Task prompt
Could you copy the lines between the line holding "post-sidebar: thierryhenry •" and the line holding "post-actions: zinedinezidane10 和", inclusive, reproducing each one exactly?

==========

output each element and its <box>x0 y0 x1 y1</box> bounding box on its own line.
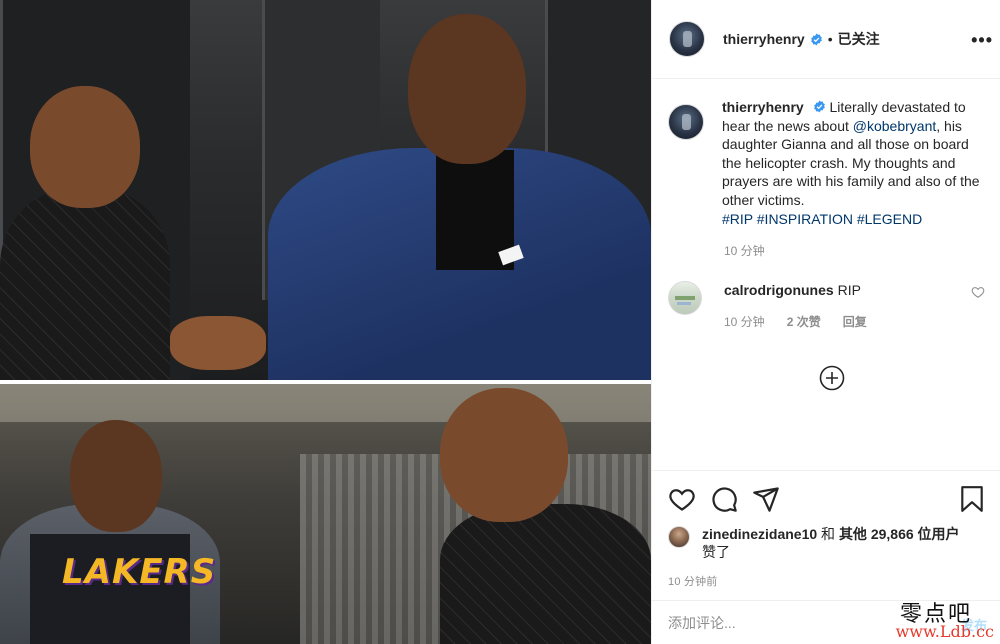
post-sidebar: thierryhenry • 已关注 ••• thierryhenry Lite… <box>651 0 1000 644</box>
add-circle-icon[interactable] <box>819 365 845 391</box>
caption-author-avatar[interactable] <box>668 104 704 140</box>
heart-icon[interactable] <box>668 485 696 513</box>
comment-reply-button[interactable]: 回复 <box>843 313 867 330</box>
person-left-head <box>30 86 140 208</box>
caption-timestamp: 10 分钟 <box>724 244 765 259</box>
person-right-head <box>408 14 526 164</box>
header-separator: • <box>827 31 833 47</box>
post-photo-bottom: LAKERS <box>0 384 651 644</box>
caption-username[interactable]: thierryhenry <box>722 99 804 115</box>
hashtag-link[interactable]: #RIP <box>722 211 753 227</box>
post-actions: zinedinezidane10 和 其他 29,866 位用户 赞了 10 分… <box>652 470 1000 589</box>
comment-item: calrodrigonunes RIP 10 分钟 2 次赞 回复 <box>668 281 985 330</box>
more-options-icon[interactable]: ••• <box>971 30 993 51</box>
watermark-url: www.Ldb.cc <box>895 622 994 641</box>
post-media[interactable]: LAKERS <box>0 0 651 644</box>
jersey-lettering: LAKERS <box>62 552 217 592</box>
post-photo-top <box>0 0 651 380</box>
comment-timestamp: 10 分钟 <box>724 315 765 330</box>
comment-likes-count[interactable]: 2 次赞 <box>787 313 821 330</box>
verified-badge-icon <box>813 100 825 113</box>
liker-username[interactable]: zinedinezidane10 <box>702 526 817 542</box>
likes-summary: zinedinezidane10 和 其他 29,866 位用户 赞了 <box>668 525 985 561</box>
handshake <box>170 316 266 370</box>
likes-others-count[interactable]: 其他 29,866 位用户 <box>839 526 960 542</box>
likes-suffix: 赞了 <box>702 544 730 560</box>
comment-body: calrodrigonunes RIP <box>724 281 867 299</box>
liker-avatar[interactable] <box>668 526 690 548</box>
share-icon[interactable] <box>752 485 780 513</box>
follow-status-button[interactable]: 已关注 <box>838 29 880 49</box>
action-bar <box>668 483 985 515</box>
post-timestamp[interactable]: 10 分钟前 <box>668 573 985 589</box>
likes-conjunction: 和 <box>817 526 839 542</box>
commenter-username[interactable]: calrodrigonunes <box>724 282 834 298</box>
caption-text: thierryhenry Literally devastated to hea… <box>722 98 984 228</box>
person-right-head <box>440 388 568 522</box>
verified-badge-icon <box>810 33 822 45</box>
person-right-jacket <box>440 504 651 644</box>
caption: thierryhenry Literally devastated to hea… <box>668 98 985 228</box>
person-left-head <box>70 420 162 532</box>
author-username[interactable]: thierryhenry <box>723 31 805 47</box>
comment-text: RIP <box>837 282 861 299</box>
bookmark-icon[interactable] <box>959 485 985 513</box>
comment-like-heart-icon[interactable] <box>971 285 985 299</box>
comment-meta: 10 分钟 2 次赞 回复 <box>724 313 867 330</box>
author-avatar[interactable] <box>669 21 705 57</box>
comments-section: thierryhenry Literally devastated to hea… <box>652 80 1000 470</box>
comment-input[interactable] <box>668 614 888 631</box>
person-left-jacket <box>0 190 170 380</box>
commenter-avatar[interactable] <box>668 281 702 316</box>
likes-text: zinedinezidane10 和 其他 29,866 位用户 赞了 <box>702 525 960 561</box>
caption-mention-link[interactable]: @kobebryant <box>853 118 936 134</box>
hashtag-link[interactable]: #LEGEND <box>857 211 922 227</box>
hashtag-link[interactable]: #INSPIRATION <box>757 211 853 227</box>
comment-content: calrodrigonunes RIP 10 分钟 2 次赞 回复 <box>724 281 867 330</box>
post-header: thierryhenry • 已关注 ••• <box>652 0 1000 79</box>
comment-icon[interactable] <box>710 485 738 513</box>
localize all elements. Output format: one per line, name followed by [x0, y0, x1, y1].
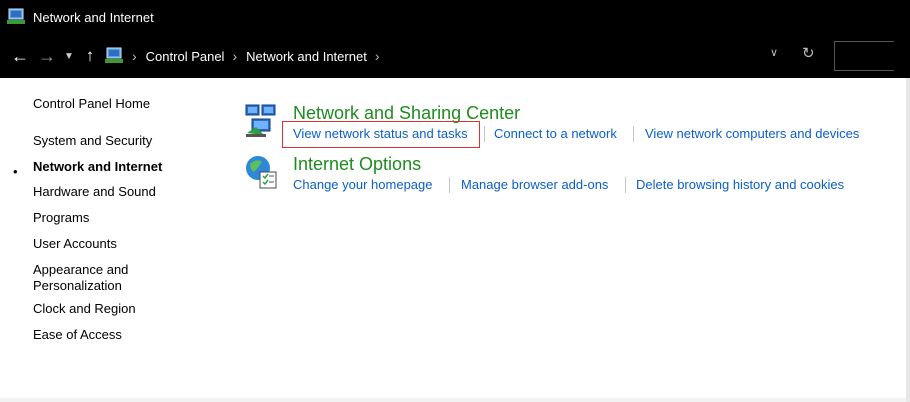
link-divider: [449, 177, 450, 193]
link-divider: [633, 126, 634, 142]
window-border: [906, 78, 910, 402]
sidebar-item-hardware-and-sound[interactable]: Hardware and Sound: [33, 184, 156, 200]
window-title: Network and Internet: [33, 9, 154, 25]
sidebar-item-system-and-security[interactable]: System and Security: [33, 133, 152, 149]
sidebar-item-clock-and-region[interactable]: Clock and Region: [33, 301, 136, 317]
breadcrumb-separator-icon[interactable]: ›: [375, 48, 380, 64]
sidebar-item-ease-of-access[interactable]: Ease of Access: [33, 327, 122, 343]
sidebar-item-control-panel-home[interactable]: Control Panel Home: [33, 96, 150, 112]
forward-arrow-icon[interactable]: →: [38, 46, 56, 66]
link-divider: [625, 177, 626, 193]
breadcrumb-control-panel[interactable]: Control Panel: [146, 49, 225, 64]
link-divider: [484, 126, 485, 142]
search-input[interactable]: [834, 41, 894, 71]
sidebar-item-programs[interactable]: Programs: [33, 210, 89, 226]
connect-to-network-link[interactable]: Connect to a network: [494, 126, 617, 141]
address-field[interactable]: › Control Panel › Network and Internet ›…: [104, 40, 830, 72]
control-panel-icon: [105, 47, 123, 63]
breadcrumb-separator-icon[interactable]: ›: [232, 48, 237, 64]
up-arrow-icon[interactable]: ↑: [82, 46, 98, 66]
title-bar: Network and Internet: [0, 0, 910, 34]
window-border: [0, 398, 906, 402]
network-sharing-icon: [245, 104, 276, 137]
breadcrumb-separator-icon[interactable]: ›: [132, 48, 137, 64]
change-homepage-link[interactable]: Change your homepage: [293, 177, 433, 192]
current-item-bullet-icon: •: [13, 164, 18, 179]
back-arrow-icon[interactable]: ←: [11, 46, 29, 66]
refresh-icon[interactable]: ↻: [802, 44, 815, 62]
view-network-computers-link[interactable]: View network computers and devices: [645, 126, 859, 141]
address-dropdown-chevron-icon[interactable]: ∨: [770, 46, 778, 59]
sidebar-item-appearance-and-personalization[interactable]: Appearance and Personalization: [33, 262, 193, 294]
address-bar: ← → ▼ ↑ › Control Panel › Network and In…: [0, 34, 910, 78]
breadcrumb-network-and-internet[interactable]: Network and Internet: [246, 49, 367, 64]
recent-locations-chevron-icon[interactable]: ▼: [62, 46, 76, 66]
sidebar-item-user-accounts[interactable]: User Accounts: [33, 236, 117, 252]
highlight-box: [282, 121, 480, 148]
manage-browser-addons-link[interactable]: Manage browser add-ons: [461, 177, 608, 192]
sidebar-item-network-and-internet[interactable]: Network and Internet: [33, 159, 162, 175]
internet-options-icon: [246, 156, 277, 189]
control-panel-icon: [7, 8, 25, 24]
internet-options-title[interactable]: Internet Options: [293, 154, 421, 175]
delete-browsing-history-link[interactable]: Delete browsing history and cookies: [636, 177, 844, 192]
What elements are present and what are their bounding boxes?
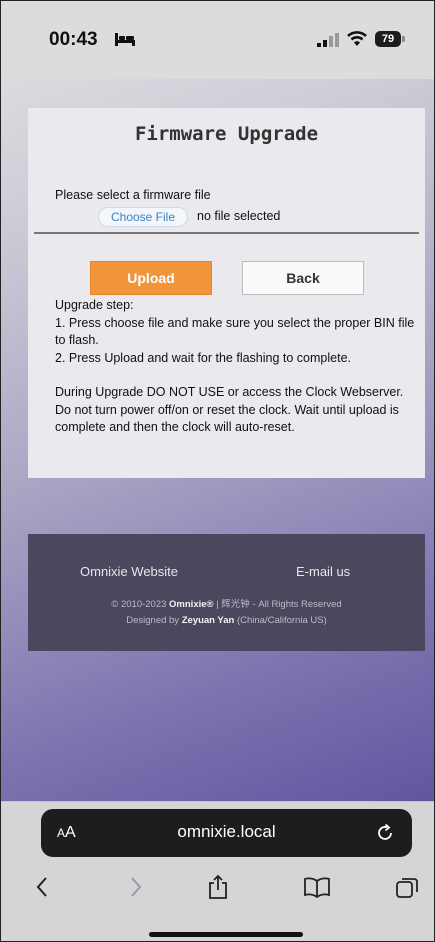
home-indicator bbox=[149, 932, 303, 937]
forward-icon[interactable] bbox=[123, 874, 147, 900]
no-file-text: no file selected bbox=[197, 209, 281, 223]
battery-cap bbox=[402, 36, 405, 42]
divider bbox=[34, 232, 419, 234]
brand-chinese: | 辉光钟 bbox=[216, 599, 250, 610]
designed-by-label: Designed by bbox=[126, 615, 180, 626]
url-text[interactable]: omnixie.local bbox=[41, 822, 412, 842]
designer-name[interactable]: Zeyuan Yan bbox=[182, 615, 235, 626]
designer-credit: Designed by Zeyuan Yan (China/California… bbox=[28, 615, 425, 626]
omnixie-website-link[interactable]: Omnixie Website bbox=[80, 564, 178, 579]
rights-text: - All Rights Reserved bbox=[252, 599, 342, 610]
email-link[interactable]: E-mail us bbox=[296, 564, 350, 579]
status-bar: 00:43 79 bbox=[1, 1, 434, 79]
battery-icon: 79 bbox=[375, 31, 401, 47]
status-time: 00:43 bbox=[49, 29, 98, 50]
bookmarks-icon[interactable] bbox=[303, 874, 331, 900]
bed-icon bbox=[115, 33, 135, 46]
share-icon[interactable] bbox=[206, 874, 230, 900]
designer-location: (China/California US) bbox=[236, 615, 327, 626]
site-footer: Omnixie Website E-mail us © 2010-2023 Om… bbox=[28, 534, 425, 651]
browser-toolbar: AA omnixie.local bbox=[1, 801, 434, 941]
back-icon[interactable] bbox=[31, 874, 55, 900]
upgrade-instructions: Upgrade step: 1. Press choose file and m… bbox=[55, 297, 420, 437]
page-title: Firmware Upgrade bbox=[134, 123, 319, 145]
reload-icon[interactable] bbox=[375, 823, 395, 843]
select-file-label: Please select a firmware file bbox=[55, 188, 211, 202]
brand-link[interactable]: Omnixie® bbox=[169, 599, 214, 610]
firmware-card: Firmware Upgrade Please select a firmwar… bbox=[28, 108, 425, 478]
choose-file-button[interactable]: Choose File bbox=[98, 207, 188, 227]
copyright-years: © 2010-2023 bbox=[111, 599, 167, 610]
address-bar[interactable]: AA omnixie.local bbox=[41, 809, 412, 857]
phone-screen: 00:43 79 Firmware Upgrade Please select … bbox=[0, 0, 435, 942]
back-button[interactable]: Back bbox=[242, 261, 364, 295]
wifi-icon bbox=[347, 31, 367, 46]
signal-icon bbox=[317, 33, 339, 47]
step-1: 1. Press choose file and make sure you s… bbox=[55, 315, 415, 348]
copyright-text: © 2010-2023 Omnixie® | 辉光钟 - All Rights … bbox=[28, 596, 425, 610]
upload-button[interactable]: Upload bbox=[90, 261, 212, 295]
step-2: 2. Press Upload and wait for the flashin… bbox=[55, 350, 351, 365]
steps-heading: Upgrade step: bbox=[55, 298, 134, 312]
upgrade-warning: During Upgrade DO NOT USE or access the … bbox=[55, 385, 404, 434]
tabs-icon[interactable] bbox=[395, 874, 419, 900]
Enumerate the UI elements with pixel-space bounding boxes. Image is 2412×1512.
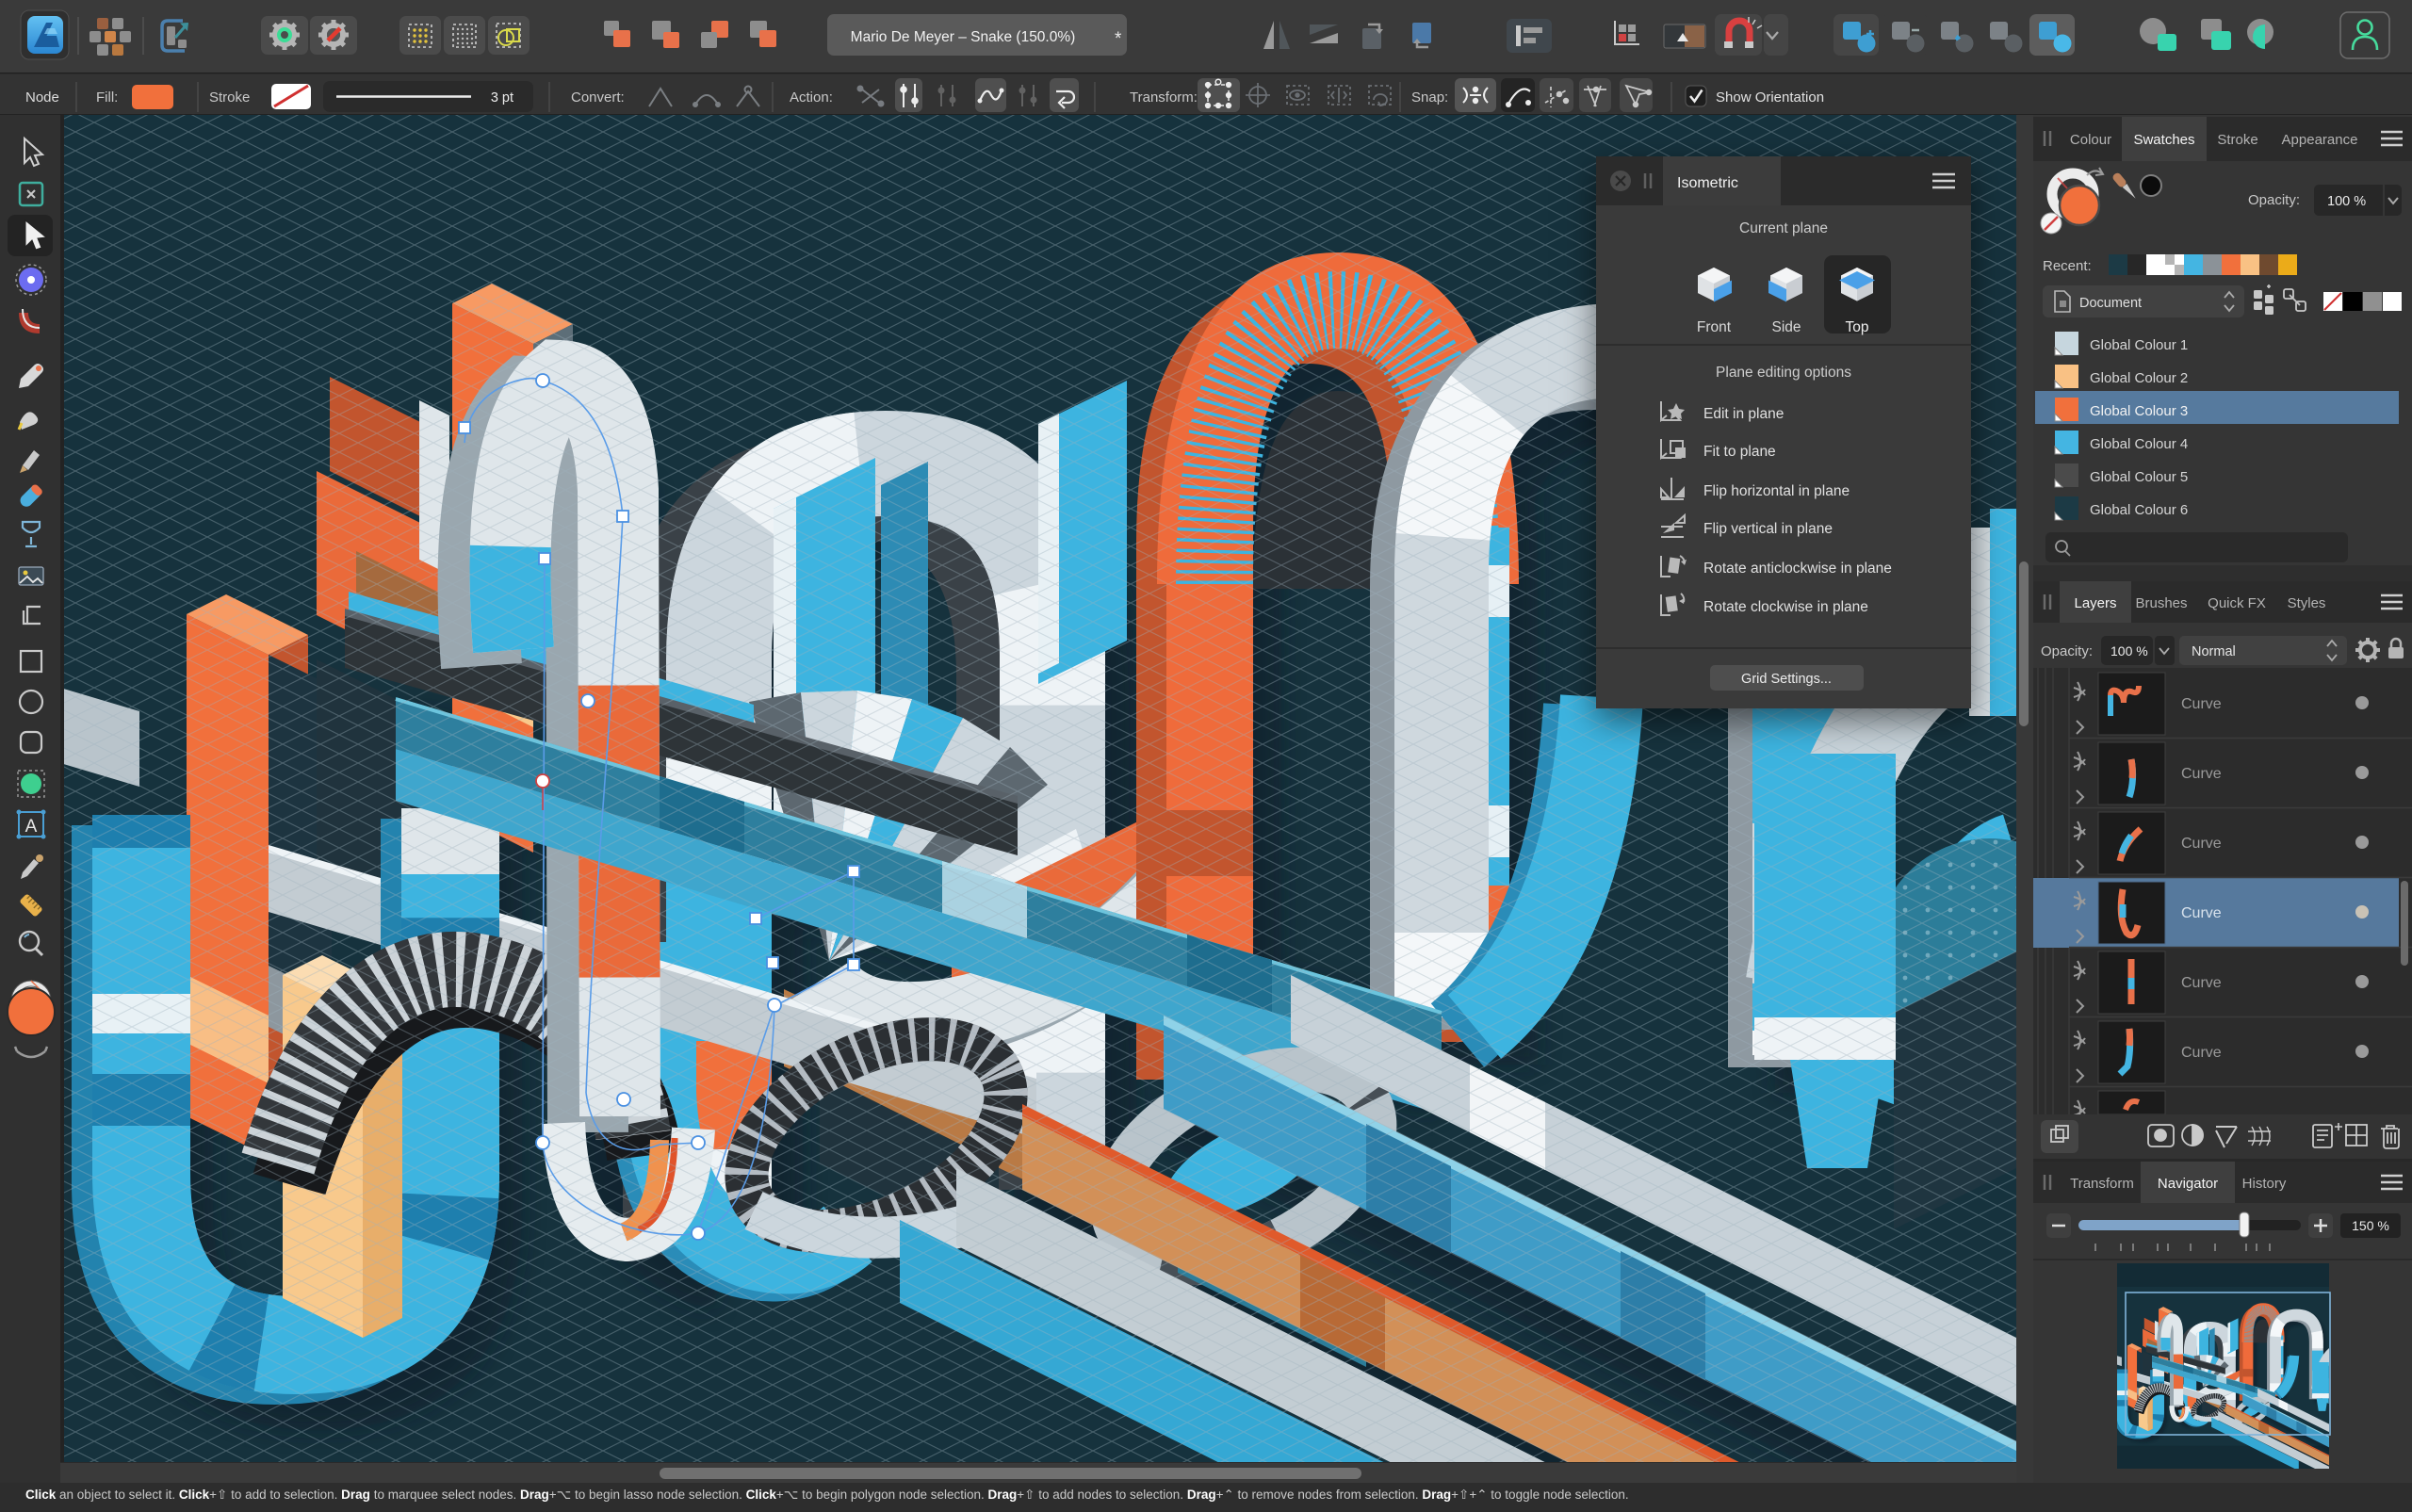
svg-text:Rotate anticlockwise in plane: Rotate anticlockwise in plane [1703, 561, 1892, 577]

==========

Reply
post-sidebar: thierryhenry • 已关注 ••• thierryhenry Lite… <box>651 0 1000 644</box>
add-circle-icon[interactable] <box>819 365 845 391</box>
caption-author-avatar[interactable] <box>668 104 704 140</box>
heart-icon[interactable] <box>668 485 696 513</box>
comment-reply-button[interactable]: 回复 <box>843 313 867 330</box>
person-left-head <box>30 86 140 208</box>
caption-timestamp: 10 分钟 <box>724 244 765 259</box>
person-right-head <box>408 14 526 164</box>
header-separator: • <box>827 31 833 47</box>
post-photo-bottom: LAKERS <box>0 384 651 644</box>
caption-username[interactable]: thierryhenry <box>722 99 804 115</box>
hashtag-link[interactable]: #RIP <box>722 211 753 227</box>
post-actions: zinedinezidane10 和 其他 29,866 位用户 赞了 10 分… <box>652 470 1000 589</box>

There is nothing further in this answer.